Stored data entries
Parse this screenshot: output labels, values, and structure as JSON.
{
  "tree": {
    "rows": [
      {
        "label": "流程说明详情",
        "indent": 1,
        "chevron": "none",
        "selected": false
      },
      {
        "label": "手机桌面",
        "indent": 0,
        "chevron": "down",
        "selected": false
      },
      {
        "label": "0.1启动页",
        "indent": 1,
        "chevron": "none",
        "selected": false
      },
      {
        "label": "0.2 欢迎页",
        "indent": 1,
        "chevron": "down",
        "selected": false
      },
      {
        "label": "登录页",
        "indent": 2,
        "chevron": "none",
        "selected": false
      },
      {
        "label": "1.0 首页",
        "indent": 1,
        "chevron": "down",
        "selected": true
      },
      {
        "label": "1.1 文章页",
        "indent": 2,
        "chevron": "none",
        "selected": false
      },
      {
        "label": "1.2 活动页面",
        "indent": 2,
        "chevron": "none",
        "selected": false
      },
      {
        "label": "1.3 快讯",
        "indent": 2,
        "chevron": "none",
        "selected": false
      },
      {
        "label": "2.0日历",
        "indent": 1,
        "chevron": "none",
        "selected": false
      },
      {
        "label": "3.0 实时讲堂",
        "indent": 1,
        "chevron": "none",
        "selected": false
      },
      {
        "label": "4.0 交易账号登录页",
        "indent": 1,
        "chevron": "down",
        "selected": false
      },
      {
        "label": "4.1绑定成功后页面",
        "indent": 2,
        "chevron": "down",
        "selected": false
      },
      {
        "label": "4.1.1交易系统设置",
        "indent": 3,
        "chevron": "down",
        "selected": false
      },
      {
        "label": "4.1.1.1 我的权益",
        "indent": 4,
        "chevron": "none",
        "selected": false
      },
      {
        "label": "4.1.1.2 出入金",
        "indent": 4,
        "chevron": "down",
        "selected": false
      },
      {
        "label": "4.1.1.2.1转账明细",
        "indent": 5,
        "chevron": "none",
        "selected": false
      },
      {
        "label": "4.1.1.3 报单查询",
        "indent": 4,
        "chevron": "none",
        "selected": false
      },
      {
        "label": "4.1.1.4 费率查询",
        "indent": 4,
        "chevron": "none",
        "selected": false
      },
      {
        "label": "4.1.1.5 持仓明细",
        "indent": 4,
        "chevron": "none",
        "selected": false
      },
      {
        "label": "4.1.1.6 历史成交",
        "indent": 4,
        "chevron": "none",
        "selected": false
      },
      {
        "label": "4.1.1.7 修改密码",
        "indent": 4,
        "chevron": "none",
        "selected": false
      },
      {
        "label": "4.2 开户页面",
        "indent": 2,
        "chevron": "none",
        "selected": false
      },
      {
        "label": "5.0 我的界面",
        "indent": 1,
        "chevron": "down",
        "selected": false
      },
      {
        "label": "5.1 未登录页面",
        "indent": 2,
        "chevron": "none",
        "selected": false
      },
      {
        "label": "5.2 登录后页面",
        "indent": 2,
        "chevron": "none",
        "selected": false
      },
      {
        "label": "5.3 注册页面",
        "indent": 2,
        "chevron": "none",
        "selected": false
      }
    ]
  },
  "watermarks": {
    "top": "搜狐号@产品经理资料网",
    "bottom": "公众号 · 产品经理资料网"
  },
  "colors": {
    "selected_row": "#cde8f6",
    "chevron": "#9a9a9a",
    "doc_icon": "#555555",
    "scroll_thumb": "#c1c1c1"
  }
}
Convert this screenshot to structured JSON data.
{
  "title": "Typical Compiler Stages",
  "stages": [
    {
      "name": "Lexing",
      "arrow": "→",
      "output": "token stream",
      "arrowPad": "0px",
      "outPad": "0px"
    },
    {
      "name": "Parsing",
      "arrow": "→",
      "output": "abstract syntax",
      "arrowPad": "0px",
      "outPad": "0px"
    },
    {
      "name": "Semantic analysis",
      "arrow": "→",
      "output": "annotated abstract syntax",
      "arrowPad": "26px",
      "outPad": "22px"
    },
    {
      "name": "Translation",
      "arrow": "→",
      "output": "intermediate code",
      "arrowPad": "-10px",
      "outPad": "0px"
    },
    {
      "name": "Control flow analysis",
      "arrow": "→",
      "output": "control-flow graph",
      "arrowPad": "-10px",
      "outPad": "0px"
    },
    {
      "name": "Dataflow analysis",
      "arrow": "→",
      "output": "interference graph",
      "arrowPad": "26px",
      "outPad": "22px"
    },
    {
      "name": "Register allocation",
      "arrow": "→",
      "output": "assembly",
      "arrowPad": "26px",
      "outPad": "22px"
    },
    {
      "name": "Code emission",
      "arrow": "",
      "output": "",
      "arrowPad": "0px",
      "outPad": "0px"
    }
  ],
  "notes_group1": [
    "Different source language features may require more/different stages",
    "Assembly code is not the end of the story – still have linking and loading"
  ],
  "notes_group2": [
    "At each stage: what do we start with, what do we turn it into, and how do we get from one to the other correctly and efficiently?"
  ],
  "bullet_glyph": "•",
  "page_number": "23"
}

Exercise directions
Only the number is required: the count of lines containing the word "analysis".

Response
3